* _EXERCISE DIRECTIONS_
Leave out the images; return the rest of the data exactly.

* _DATA PROVIDED_
* * *
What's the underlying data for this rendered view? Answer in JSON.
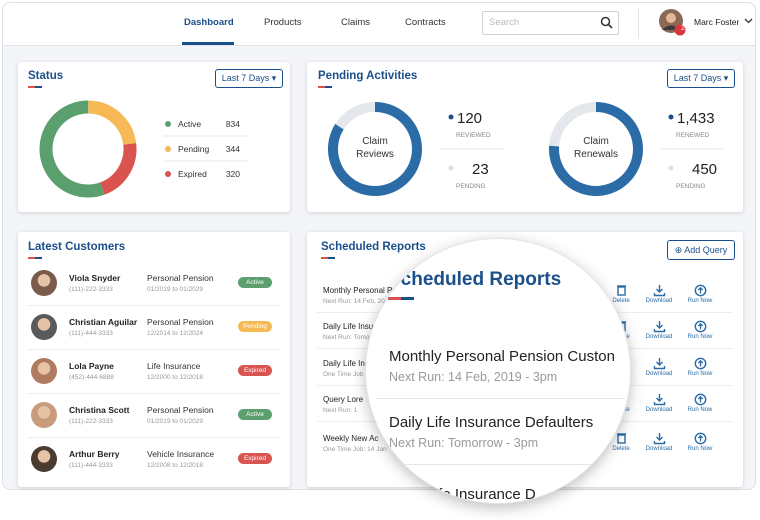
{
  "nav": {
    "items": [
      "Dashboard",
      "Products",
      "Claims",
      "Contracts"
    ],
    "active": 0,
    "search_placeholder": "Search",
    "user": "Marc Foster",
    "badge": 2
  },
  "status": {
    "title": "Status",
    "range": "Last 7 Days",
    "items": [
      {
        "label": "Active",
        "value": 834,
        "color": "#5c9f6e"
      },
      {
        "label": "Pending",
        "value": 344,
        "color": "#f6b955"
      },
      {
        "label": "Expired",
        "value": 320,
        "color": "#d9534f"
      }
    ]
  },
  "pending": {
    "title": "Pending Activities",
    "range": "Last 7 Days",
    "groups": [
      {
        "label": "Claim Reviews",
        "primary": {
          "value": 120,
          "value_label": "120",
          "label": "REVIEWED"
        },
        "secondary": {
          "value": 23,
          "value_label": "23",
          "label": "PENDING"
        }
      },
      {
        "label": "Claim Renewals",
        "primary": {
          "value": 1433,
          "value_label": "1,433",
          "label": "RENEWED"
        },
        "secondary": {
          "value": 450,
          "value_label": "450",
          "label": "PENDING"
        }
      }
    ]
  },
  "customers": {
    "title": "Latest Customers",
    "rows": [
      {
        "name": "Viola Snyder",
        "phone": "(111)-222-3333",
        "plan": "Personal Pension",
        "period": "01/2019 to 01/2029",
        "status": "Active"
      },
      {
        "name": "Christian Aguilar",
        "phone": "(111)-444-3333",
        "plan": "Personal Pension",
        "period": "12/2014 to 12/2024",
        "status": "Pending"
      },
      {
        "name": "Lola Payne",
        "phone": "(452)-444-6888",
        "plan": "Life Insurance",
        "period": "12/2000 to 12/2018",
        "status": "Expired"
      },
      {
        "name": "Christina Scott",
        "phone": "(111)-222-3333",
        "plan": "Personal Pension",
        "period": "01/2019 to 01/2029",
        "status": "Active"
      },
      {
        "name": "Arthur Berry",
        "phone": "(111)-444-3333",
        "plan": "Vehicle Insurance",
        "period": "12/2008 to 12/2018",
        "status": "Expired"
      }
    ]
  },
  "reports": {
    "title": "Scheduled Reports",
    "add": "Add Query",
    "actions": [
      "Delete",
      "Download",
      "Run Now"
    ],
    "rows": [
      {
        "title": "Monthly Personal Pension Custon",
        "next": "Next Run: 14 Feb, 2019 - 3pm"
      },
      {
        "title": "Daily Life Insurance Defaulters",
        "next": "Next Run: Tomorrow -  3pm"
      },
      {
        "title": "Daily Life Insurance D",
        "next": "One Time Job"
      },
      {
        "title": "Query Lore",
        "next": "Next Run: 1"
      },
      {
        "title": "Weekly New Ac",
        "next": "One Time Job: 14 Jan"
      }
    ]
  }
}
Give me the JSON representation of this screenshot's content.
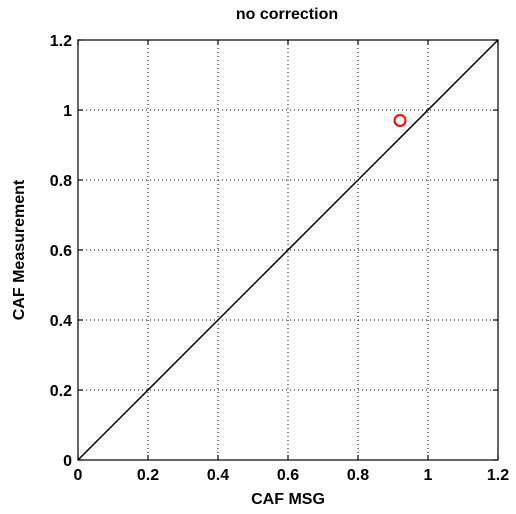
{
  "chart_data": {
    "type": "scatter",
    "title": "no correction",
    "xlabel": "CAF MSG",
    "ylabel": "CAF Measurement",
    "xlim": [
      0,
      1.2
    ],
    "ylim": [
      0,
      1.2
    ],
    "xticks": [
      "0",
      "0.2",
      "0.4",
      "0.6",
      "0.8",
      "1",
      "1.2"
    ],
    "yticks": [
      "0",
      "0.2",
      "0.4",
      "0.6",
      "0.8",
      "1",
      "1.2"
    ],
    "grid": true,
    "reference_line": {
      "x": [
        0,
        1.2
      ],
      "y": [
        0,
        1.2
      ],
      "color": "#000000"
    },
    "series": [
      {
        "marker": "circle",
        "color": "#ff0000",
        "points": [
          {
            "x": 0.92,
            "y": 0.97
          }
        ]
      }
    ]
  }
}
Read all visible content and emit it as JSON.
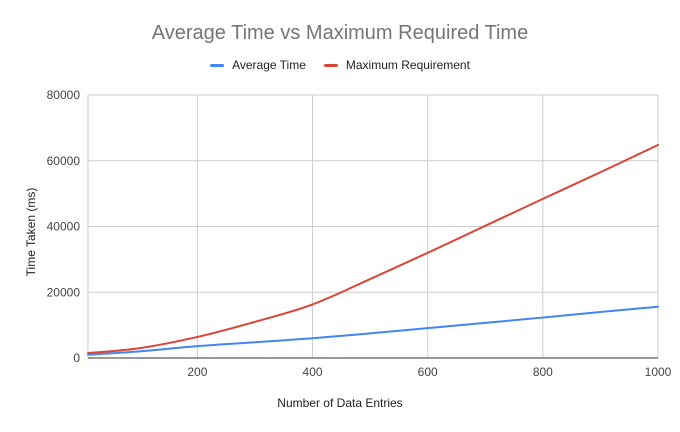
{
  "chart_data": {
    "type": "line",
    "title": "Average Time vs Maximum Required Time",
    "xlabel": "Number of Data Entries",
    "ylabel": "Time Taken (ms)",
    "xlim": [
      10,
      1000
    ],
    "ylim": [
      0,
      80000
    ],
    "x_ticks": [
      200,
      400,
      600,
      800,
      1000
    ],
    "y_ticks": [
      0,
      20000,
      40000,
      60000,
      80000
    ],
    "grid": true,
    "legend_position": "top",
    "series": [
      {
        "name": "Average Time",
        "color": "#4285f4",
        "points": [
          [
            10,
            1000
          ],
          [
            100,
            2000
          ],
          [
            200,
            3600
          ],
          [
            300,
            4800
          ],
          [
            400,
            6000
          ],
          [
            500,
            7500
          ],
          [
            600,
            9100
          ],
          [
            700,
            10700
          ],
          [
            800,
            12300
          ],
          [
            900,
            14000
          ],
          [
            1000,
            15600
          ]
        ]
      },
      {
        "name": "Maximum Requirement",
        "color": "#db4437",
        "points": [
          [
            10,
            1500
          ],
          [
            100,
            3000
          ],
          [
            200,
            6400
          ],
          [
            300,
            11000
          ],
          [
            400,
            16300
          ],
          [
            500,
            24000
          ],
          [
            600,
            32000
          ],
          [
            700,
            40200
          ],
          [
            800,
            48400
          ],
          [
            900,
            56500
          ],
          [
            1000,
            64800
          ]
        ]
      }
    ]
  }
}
* * *
* _FULL ANSWER_
What's the underlying data for this rendered view? Answer in JSON.
{
  "nav": {
    "items": [
      "Dashboard",
      "Products",
      "Claims",
      "Contracts"
    ],
    "active": 0,
    "search_placeholder": "Search",
    "user": "Marc Foster",
    "badge": 2
  },
  "status": {
    "title": "Status",
    "range": "Last 7 Days",
    "items": [
      {
        "label": "Active",
        "value": 834,
        "color": "#5c9f6e"
      },
      {
        "label": "Pending",
        "value": 344,
        "color": "#f6b955"
      },
      {
        "label": "Expired",
        "value": 320,
        "color": "#d9534f"
      }
    ]
  },
  "pending": {
    "title": "Pending Activities",
    "range": "Last 7 Days",
    "groups": [
      {
        "label": "Claim Reviews",
        "primary": {
          "value": 120,
          "value_label": "120",
          "label": "REVIEWED"
        },
        "secondary": {
          "value": 23,
          "value_label": "23",
          "label": "PENDING"
        }
      },
      {
        "label": "Claim Renewals",
        "primary": {
          "value": 1433,
          "value_label": "1,433",
          "label": "RENEWED"
        },
        "secondary": {
          "value": 450,
          "value_label": "450",
          "label": "PENDING"
        }
      }
    ]
  },
  "customers": {
    "title": "Latest Customers",
    "rows": [
      {
        "name": "Viola Snyder",
        "phone": "(111)-222-3333",
        "plan": "Personal Pension",
        "period": "01/2019 to 01/2029",
        "status": "Active"
      },
      {
        "name": "Christian Aguilar",
        "phone": "(111)-444-3333",
        "plan": "Personal Pension",
        "period": "12/2014 to 12/2024",
        "status": "Pending"
      },
      {
        "name": "Lola Payne",
        "phone": "(452)-444-6888",
        "plan": "Life Insurance",
        "period": "12/2000 to 12/2018",
        "status": "Expired"
      },
      {
        "name": "Christina Scott",
        "phone": "(111)-222-3333",
        "plan": "Personal Pension",
        "period": "01/2019 to 01/2029",
        "status": "Active"
      },
      {
        "name": "Arthur Berry",
        "phone": "(111)-444-3333",
        "plan": "Vehicle Insurance",
        "period": "12/2008 to 12/2018",
        "status": "Expired"
      }
    ]
  },
  "reports": {
    "title": "Scheduled Reports",
    "add": "Add Query",
    "actions": [
      "Delete",
      "Download",
      "Run Now"
    ],
    "rows": [
      {
        "title": "Monthly Personal Pension Custon",
        "next": "Next Run: 14 Feb, 2019 - 3pm"
      },
      {
        "title": "Daily Life Insurance Defaulters",
        "next": "Next Run: Tomorrow -  3pm"
      },
      {
        "title": "Daily Life Insurance D",
        "next": "One Time Job"
      },
      {
        "title": "Query Lore",
        "next": "Next Run: 1"
      },
      {
        "title": "Weekly New Ac",
        "next": "One Time Job: 14 Jan"
      }
    ]
  }
}
Give me the JSON representation of this screenshot's content.
{
  "chart_data": {
    "type": "scatter",
    "title": "no correction",
    "xlabel": "CAF MSG",
    "ylabel": "CAF Measurement",
    "xlim": [
      0,
      1.2
    ],
    "ylim": [
      0,
      1.2
    ],
    "xticks": [
      "0",
      "0.2",
      "0.4",
      "0.6",
      "0.8",
      "1",
      "1.2"
    ],
    "yticks": [
      "0",
      "0.2",
      "0.4",
      "0.6",
      "0.8",
      "1",
      "1.2"
    ],
    "grid": true,
    "reference_line": {
      "x": [
        0,
        1.2
      ],
      "y": [
        0,
        1.2
      ],
      "color": "#000000"
    },
    "series": [
      {
        "marker": "circle",
        "color": "#ff0000",
        "points": [
          {
            "x": 0.92,
            "y": 0.97
          }
        ]
      }
    ]
  }
}
Read all visible content and emit it as JSON.
{
  "chart_data": {
    "type": "line",
    "title": "Average Time vs Maximum Required Time",
    "xlabel": "Number of Data Entries",
    "ylabel": "Time Taken (ms)",
    "xlim": [
      10,
      1000
    ],
    "ylim": [
      0,
      80000
    ],
    "x_ticks": [
      200,
      400,
      600,
      800,
      1000
    ],
    "y_ticks": [
      0,
      20000,
      40000,
      60000,
      80000
    ],
    "grid": true,
    "legend_position": "top",
    "series": [
      {
        "name": "Average Time",
        "color": "#4285f4",
        "points": [
          [
            10,
            1000
          ],
          [
            100,
            2000
          ],
          [
            200,
            3600
          ],
          [
            300,
            4800
          ],
          [
            400,
            6000
          ],
          [
            500,
            7500
          ],
          [
            600,
            9100
          ],
          [
            700,
            10700
          ],
          [
            800,
            12300
          ],
          [
            900,
            14000
          ],
          [
            1000,
            15600
          ]
        ]
      },
      {
        "name": "Maximum Requirement",
        "color": "#db4437",
        "points": [
          [
            10,
            1500
          ],
          [
            100,
            3000
          ],
          [
            200,
            6400
          ],
          [
            300,
            11000
          ],
          [
            400,
            16300
          ],
          [
            500,
            24000
          ],
          [
            600,
            32000
          ],
          [
            700,
            40200
          ],
          [
            800,
            48400
          ],
          [
            900,
            56500
          ],
          [
            1000,
            64800
          ]
        ]
      }
    ]
  }
}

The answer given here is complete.